** EXERCISE REQUIREMENTS **
Repeat the records from the line with "message-square-icon xyxy=(66,629,98,661)" up to and including the line with "page-right-edge xyxy=(551,112,600,940)".

** STORED RECORDS **
--------------------------------

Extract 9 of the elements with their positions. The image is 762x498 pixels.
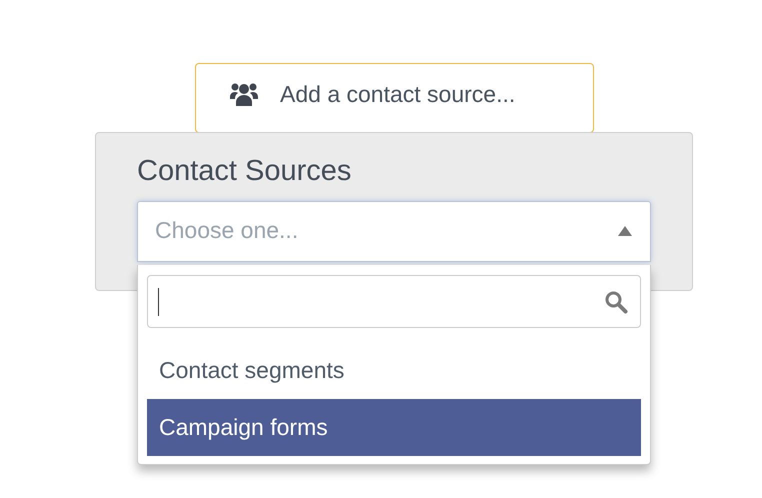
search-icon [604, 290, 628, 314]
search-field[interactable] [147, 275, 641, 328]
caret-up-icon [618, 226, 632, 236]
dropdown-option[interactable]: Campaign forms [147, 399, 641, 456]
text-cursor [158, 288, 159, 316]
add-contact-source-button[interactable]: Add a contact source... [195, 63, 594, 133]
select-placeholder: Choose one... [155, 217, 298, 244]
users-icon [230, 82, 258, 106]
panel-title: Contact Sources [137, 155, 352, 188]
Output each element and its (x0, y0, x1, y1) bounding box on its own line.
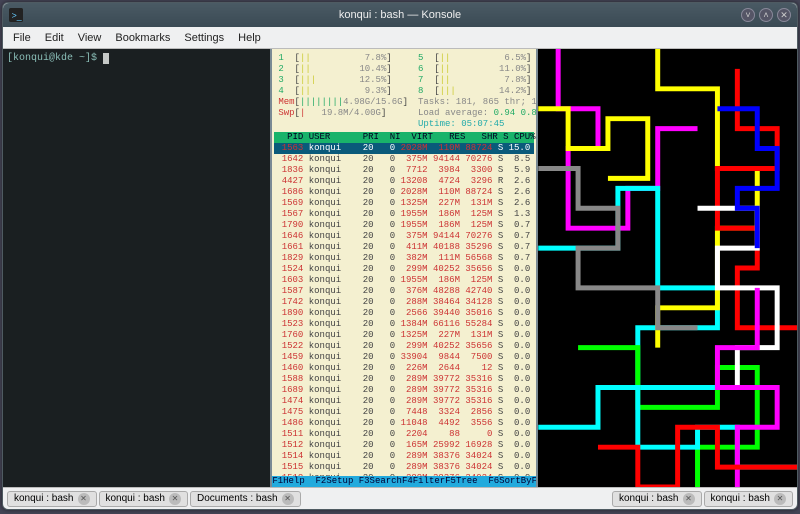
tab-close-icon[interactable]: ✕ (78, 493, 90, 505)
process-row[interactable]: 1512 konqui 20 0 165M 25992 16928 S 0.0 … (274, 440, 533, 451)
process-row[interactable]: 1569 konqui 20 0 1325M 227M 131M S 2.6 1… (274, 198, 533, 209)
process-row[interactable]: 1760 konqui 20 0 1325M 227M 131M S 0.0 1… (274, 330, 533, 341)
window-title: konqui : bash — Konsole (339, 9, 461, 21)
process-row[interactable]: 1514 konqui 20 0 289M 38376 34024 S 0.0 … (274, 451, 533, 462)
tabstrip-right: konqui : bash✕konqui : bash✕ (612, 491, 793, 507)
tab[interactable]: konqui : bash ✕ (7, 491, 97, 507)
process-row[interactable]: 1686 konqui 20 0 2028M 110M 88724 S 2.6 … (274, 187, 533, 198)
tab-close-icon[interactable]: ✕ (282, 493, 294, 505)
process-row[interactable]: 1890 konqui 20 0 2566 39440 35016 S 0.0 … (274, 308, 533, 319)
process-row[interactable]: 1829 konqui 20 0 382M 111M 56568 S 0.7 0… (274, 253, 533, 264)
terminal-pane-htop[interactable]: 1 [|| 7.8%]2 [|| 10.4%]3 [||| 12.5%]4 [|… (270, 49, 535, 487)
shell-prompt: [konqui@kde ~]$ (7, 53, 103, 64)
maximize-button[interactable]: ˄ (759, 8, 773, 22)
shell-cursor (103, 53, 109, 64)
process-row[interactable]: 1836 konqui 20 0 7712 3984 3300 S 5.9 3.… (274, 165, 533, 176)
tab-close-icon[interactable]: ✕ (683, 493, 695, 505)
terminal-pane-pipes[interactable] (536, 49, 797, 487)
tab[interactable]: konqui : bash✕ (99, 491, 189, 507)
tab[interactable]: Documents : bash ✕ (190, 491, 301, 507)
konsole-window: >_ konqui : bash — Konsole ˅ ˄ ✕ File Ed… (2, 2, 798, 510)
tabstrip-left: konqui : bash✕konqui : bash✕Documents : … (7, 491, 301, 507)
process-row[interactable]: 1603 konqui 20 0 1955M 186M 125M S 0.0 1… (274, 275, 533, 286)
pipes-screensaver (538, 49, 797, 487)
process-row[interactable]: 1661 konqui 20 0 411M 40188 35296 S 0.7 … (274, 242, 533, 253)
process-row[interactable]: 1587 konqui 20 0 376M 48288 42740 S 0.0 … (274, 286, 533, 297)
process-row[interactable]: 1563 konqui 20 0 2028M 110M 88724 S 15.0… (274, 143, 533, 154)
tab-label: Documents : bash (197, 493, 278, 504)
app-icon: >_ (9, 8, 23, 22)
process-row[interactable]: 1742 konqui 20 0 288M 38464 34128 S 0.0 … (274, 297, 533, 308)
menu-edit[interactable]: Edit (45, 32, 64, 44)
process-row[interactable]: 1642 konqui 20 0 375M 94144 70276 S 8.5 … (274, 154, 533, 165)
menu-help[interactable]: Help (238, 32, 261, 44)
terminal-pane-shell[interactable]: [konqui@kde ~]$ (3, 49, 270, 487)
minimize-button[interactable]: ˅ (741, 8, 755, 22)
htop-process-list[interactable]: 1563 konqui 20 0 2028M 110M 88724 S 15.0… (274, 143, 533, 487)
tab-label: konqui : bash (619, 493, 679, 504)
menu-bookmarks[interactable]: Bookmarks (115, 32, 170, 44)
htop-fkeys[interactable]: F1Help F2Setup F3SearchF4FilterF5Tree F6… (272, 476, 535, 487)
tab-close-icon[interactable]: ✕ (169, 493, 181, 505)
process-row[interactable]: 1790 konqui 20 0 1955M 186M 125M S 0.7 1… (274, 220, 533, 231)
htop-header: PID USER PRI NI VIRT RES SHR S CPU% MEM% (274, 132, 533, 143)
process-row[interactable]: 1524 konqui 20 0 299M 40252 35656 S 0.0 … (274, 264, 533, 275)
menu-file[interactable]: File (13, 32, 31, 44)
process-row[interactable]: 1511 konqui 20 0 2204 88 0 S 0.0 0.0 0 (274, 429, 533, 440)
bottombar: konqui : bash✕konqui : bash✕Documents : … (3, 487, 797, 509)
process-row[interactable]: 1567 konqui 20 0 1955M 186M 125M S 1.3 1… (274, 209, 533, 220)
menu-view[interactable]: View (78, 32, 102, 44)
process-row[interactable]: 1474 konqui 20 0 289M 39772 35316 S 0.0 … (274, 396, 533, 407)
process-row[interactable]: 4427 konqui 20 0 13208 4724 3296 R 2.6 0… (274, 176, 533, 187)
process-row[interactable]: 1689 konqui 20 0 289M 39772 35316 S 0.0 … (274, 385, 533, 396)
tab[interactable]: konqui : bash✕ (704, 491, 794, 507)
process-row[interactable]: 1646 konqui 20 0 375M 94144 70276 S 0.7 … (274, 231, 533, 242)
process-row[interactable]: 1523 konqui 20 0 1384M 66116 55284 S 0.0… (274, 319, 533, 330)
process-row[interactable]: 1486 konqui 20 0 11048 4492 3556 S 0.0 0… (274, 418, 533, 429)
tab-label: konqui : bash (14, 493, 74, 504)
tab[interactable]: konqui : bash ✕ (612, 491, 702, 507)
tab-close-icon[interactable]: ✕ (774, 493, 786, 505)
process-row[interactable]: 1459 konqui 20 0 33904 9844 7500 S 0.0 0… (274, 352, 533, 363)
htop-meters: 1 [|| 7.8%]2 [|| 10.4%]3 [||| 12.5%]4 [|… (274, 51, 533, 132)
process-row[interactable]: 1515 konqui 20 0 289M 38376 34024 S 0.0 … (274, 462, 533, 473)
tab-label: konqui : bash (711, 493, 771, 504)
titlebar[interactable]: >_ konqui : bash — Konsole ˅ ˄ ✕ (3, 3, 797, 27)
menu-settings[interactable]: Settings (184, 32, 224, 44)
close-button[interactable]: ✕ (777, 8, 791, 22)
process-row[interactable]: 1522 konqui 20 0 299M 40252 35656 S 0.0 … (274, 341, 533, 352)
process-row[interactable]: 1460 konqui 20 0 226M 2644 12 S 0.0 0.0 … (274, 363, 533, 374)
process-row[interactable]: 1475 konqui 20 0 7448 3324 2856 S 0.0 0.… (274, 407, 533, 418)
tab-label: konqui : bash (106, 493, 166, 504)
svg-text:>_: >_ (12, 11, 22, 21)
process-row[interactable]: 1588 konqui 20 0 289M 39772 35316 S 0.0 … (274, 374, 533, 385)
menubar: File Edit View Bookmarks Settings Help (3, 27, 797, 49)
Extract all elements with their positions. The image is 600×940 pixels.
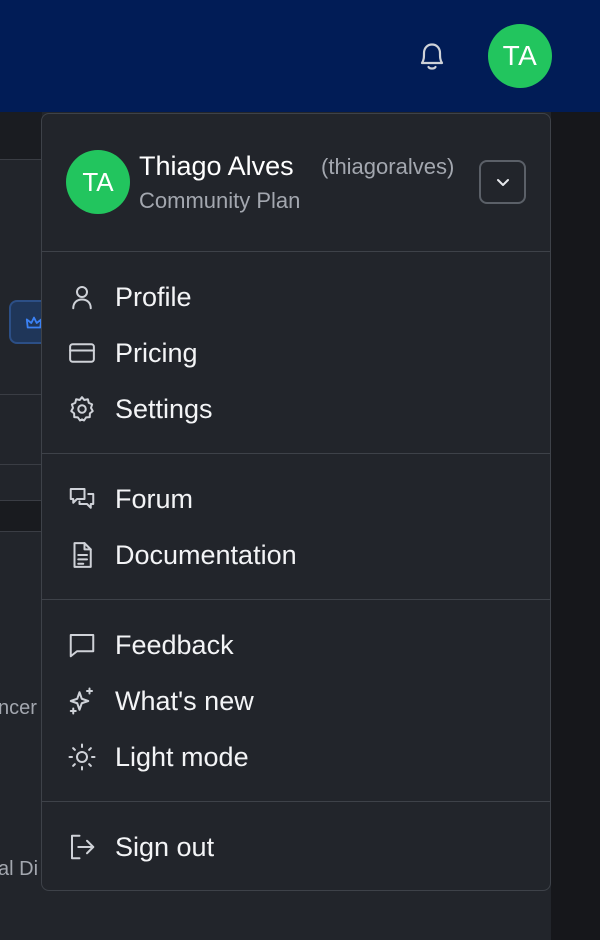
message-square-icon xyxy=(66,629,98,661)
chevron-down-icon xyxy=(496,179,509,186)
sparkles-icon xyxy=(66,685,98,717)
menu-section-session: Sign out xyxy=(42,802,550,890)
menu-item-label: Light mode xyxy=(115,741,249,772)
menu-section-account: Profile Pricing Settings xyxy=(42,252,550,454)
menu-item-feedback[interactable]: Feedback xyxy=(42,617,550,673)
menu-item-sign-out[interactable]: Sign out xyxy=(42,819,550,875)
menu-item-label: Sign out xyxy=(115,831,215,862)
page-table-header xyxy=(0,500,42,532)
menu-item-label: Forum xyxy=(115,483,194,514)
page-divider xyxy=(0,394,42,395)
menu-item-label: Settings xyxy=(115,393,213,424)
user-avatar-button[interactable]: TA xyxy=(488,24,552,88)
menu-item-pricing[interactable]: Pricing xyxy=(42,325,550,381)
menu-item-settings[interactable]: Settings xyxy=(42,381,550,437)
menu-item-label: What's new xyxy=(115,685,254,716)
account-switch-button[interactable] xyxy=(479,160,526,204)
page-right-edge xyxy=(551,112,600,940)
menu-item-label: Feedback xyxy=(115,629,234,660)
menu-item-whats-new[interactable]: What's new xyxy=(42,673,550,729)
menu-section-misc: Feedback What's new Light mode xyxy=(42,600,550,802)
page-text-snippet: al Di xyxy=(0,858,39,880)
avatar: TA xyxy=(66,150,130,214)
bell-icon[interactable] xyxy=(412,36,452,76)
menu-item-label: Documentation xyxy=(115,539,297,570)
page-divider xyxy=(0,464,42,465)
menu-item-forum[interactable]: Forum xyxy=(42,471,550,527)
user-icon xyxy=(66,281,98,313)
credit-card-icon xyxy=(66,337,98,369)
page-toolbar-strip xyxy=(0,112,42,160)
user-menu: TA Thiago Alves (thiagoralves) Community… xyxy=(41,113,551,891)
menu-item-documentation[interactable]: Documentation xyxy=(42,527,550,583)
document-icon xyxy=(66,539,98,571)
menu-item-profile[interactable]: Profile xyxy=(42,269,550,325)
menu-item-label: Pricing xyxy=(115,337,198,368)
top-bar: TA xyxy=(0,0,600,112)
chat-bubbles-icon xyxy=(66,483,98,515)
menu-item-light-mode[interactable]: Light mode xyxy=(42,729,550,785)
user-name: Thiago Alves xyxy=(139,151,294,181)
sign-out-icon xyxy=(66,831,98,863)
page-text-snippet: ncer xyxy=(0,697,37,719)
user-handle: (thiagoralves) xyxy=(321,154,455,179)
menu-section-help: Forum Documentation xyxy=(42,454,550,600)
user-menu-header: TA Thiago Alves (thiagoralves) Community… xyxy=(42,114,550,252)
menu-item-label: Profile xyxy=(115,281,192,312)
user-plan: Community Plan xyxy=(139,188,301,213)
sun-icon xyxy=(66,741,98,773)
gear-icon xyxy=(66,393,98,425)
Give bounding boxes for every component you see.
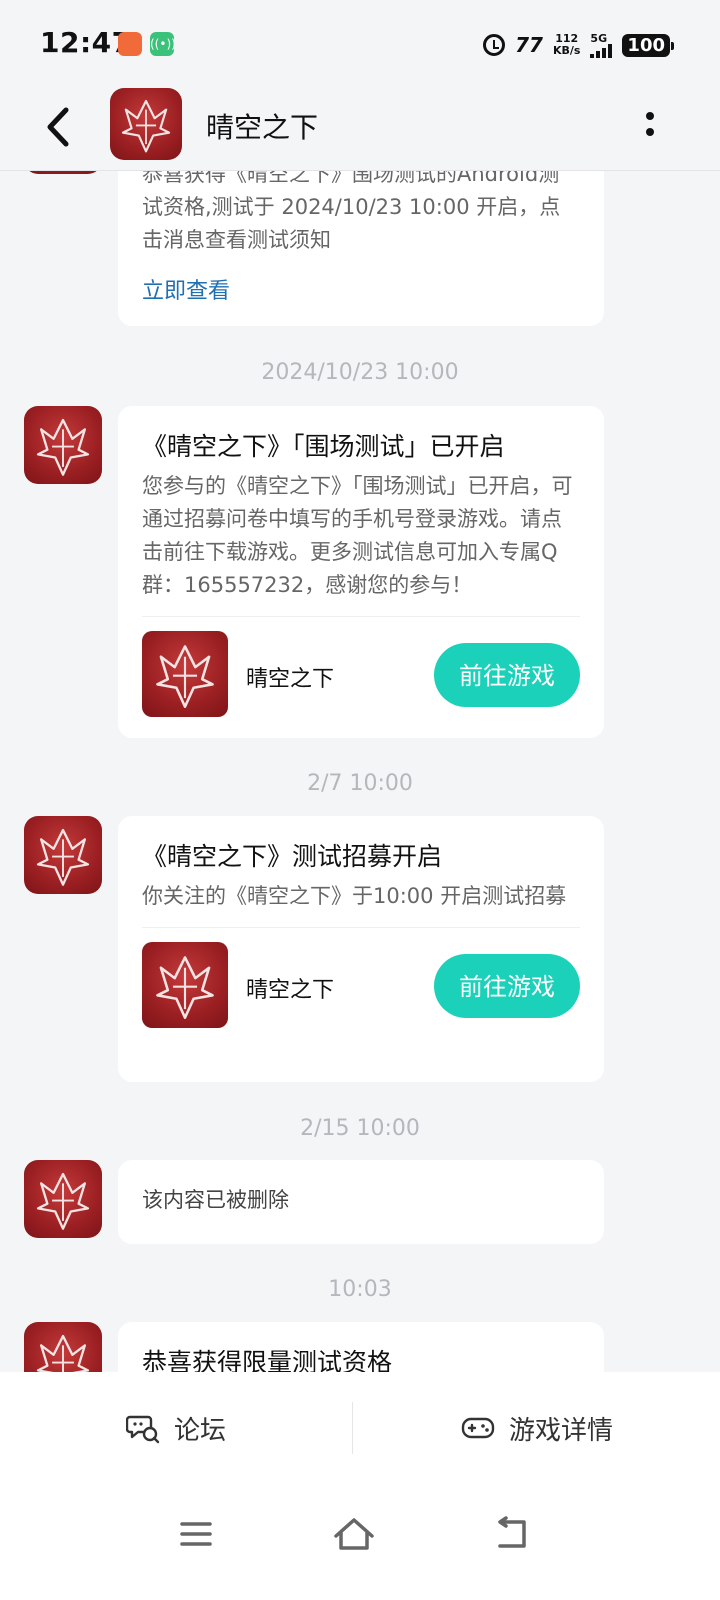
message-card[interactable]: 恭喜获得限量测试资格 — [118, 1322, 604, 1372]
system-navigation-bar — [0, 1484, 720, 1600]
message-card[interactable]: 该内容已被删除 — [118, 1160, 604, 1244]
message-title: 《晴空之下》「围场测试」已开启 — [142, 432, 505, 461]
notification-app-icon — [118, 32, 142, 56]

--------------------------------

** EXERCISE ANSWER **
message-square-icon xyxy=(66,629,98,661)
chevron-down-icon xyxy=(496,179,509,186)
sparkles-icon xyxy=(66,685,98,717)
menu-section-session: Sign out xyxy=(42,802,550,890)
menu-item-label: Light mode xyxy=(115,741,249,772)
menu-section-account: Profile Pricing Settings xyxy=(42,252,550,454)
menu-item-feedback[interactable]: Feedback xyxy=(42,617,550,673)
menu-item-sign-out[interactable]: Sign out xyxy=(42,819,550,875)
menu-item-label: Sign out xyxy=(115,831,215,862)
page-table-header xyxy=(0,500,42,532)
menu-item-label: Forum xyxy=(115,483,194,514)
page-divider xyxy=(0,394,42,395)
menu-item-label: Settings xyxy=(115,393,213,424)
user-avatar-button[interactable]: TA xyxy=(488,24,552,88)
menu-item-pricing[interactable]: Pricing xyxy=(42,325,550,381)
menu-item-settings[interactable]: Settings xyxy=(42,381,550,437)
menu-item-label: What's new xyxy=(115,685,254,716)
account-switch-button[interactable] xyxy=(479,160,526,204)
page-right-edge xyxy=(551,112,600,940)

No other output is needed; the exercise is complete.